What is required: Pull each line containing "nThe" out of the data and copy it.

[Dataset records]
━━━━━━━━

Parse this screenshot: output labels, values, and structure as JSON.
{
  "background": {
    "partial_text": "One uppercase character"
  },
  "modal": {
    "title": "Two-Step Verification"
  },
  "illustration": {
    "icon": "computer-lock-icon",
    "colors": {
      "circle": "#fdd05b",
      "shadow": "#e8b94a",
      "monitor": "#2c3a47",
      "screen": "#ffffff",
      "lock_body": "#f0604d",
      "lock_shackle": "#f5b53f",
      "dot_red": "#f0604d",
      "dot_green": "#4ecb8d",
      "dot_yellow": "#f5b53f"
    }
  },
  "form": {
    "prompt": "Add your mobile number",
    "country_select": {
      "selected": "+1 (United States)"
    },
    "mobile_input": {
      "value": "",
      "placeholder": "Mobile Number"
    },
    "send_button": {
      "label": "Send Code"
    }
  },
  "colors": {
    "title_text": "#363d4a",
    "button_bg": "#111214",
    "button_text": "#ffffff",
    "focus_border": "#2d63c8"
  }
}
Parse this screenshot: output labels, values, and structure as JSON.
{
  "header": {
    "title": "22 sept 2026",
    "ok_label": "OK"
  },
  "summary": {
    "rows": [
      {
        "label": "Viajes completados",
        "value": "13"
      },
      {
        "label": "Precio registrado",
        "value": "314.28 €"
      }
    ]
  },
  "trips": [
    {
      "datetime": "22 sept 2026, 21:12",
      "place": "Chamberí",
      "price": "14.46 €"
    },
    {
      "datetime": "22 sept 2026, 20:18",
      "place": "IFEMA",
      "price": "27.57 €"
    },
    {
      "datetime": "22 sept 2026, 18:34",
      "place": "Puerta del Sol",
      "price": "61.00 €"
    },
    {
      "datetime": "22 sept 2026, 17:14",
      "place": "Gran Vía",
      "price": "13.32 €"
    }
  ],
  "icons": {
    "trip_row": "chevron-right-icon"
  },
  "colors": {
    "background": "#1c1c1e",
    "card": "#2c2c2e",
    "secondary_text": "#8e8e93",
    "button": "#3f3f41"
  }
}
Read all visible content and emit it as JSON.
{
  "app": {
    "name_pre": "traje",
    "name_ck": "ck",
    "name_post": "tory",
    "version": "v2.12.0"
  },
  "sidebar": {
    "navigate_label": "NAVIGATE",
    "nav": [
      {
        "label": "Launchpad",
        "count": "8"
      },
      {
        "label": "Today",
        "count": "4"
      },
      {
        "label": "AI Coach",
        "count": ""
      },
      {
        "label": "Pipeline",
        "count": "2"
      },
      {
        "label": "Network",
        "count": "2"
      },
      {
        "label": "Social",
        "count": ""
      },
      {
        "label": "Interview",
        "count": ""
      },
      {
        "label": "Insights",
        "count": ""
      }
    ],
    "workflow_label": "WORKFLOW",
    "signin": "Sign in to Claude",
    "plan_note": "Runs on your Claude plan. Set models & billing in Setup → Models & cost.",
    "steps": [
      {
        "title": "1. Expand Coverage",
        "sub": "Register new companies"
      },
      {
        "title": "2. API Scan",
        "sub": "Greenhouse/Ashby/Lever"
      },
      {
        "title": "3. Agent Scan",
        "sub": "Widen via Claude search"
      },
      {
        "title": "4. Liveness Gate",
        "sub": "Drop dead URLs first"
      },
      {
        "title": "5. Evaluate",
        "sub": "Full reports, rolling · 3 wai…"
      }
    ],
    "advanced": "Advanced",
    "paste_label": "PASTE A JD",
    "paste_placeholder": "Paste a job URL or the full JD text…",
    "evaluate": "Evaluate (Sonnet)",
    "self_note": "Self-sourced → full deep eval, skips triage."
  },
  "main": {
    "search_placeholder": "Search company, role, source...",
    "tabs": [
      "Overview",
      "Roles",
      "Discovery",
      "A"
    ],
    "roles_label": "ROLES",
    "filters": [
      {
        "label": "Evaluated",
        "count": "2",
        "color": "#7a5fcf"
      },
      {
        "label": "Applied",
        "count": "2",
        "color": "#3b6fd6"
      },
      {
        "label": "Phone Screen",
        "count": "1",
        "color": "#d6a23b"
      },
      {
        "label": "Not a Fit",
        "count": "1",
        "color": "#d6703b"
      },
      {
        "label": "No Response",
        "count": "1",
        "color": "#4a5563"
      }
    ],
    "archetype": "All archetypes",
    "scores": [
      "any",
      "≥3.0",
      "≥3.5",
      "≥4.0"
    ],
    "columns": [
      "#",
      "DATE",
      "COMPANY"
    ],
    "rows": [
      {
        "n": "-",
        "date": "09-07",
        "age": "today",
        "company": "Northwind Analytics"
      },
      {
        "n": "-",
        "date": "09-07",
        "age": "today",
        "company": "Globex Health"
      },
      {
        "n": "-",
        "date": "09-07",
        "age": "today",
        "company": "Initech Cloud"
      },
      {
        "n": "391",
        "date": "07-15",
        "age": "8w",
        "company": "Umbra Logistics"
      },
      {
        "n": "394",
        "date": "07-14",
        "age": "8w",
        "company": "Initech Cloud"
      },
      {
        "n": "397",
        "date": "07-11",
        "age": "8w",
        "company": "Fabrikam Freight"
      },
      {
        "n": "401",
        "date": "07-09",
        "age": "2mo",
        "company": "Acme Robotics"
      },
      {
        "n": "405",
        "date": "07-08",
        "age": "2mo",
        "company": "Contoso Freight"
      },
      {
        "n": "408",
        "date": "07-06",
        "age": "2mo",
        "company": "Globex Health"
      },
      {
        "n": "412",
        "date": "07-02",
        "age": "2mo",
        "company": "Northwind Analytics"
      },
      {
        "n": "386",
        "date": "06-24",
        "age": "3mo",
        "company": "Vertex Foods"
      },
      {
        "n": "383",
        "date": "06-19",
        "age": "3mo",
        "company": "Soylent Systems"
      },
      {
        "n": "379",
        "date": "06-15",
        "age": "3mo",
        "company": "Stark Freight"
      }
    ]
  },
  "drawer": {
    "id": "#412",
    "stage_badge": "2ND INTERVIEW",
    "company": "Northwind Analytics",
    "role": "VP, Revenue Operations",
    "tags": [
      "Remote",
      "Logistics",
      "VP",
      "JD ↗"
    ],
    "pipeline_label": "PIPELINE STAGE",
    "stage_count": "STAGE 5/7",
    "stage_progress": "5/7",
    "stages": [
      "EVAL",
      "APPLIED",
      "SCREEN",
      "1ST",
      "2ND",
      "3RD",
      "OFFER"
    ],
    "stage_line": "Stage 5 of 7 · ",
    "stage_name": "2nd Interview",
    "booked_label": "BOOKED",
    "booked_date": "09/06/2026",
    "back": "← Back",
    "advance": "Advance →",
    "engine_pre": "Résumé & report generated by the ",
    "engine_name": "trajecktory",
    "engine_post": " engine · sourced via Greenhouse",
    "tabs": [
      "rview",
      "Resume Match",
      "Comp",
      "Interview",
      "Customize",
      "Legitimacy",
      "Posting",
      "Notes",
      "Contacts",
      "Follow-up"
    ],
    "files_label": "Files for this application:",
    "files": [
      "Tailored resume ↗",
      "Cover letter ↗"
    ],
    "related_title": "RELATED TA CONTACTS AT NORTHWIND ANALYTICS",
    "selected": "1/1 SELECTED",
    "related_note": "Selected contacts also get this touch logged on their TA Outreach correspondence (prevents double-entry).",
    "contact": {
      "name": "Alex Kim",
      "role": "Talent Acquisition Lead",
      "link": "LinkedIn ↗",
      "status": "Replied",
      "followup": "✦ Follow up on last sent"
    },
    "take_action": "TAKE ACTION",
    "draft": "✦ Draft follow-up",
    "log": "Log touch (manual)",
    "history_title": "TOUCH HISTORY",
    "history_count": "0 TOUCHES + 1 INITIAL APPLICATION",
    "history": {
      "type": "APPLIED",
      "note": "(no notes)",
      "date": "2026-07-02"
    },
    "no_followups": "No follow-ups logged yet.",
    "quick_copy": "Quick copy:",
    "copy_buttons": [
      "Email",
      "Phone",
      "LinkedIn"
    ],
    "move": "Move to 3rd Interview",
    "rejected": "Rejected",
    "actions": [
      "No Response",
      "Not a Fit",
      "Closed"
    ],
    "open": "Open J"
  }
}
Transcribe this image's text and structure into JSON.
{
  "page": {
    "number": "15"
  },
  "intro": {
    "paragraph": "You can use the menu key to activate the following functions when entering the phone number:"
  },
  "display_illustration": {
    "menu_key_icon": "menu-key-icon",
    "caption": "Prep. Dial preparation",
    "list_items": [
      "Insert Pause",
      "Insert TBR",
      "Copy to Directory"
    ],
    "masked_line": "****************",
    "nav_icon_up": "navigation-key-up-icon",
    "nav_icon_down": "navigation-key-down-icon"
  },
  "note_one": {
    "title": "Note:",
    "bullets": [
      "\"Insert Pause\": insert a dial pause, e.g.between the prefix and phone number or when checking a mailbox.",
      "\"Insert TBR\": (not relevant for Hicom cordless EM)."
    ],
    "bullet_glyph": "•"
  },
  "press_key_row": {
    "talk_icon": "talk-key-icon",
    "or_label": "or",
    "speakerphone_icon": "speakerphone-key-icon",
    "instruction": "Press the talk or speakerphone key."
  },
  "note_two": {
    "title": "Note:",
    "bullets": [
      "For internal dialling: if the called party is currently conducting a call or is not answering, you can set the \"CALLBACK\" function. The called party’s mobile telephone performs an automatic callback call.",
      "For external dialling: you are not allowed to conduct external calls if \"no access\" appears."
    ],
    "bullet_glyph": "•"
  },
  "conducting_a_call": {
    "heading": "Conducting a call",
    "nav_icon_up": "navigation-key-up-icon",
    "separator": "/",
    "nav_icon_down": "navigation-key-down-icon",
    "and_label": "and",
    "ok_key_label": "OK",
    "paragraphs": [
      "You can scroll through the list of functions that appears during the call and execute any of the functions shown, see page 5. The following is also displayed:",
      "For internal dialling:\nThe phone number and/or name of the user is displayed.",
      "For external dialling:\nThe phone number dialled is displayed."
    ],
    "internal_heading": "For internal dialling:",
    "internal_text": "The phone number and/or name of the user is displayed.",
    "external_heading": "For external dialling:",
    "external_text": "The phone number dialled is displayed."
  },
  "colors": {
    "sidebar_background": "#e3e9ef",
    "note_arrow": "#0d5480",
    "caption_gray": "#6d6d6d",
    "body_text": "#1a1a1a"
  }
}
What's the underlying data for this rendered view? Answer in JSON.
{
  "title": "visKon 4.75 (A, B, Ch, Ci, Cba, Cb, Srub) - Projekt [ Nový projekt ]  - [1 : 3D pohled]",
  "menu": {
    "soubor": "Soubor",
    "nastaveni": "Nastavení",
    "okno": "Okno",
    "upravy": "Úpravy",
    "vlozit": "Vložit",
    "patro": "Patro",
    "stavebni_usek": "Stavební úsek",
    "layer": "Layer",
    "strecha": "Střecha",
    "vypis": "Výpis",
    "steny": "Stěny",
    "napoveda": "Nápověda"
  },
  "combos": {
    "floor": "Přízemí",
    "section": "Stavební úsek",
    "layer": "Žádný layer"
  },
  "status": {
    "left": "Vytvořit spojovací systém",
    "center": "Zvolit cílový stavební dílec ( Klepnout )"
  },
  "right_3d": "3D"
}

━━━━━━━━

Result of this task:
      "For internal dialling:\nThe phone number and/or name of the user is displayed.",
      "For external dialling:\nThe phone number dialled is displayed."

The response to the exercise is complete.